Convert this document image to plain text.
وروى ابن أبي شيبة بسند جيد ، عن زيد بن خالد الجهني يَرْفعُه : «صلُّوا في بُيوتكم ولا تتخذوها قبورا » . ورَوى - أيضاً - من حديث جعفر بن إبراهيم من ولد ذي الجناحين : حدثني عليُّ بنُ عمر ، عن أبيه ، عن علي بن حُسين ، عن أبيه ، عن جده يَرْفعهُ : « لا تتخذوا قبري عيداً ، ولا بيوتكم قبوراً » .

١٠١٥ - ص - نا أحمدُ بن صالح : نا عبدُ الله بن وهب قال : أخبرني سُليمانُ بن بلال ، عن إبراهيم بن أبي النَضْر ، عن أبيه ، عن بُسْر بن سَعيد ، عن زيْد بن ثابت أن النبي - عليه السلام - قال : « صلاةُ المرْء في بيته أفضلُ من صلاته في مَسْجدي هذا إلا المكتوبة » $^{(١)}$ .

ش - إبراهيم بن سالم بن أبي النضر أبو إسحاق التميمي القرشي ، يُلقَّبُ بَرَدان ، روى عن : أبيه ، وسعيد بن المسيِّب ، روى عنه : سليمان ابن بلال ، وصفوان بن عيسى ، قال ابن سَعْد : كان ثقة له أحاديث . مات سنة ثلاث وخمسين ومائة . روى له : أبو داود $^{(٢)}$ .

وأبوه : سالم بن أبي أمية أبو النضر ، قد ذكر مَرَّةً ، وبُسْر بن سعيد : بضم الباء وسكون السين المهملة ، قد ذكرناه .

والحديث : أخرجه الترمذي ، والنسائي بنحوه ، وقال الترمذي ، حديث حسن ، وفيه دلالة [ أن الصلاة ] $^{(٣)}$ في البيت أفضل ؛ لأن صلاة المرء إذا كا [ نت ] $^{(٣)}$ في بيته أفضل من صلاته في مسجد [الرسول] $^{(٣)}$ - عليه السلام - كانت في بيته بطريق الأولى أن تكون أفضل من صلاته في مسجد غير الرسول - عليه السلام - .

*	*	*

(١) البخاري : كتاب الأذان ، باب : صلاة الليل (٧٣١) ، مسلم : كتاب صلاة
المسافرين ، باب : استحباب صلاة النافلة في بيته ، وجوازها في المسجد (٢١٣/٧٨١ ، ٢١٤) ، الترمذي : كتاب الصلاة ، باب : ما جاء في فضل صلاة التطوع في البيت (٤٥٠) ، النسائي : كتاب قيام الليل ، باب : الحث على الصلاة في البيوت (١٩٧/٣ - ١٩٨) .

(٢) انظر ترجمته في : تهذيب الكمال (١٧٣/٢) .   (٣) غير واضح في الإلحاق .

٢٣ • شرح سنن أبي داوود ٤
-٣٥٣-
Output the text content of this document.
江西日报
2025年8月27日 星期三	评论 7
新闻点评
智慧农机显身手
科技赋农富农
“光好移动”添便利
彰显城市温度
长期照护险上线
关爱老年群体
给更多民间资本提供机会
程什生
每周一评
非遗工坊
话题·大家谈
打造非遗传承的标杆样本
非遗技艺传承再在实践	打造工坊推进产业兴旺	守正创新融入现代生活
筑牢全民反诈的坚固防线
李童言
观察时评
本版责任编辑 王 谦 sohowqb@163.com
# # # # #
> WRITTEN REQUEST:
Quote all of the entries verbatim.

> ANSWER TO THE TASK:
Convert this document image to plain text.
وروى ابن أبي شيبة بسند جيد ، عن زيد بن خالد الجهني يَرْفعُه : «صلُّوا في بُيوتكم ولا تتخذوها قبورا » . ورَوى - أيضاً - من حديث جعفر بن إبراهيم من ولد ذي الجناحين : حدثني عليُّ بنُ عمر ، عن أبيه ، عن علي بن حُسين ، عن أبيه ، عن جده يَرْفعهُ : « لا تتخذوا قبري عيداً ، ولا بيوتكم قبوراً » .

١٠١٥ - ص - نا أحمدُ بن صالح : نا عبدُ الله بن وهب قال : أخبرني سُليمانُ بن بلال ، عن إبراهيم بن أبي النَضْر ، عن أبيه ، عن بُسْر بن سَعيد ، عن زيْد بن ثابت أن النبي - عليه السلام - قال : « صلاةُ المرْء في بيته أفضلُ من صلاته في مَسْجدي هذا إلا المكتوبة » $^{(١)}$ .

ش - إبراهيم بن سالم بن أبي النضر أبو إسحاق التميمي القرشي ، يُلقَّبُ بَرَدان ، روى عن : أبيه ، وسعيد بن المسيِّب ، روى عنه : سليمان ابن بلال ، وصفوان بن عيسى ، قال ابن سَعْد : كان ثقة له أحاديث . مات سنة ثلاث وخمسين ومائة . روى له : أبو داود $^{(٢)}$ .

وأبوه : سالم بن أبي أمية أبو النضر ، قد ذكر مَرَّةً ، وبُسْر بن سعيد : بضم الباء وسكون السين المهملة ، قد ذكرناه .

والحديث : أخرجه الترمذي ، والنسائي بنحوه ، وقال الترمذي ، حديث حسن ، وفيه دلالة [ أن الصلاة ] $^{(٣)}$ في البيت أفضل ؛ لأن صلاة المرء إذا كا [ نت ] $^{(٣)}$ في بيته أفضل من صلاته في مسجد [الرسول] $^{(٣)}$ - عليه السلام - كانت في بيته بطريق الأولى أن تكون أفضل من صلاته في مسجد غير الرسول - عليه السلام - .

*	*	*

(١) البخاري : كتاب الأذان ، باب : صلاة الليل (٧٣١) ، مسلم : كتاب صلاة
المسافرين ، باب : استحباب صلاة النافلة في بيته ، وجوازها في المسجد (٢١٣/٧٨١ ، ٢١٤) ، الترمذي : كتاب الصلاة ، باب : ما جاء في فضل صلاة التطوع في البيت (٤٥٠) ، النسائي : كتاب قيام الليل ، باب : الحث على الصلاة في البيوت (١٩٧/٣ - ١٩٨) .

(٢) انظر ترجمته في : تهذيب الكمال (١٧٣/٢) .   (٣) غير واضح في الإلحاق .

٢٣ • شرح سنن أبي داوود ٤
-٣٥٣-
Output the text content of this document.
江西日报
2025年8月27日 星期三	评论 7
新闻点评
智慧农机显身手
科技赋农富农
“光好移动”添便利
彰显城市温度
长期照护险上线
关爱老年群体
给更多民间资本提供机会
程什生
每周一评
非遗工坊
话题·大家谈
打造非遗传承的标杆样本
非遗技艺传承再在实践	打造工坊推进产业兴旺	守正创新融入现代生活
筑牢全民反诈的坚固防线
李童言
观察时评
本版责任编辑 王 谦 sohowqb@163.com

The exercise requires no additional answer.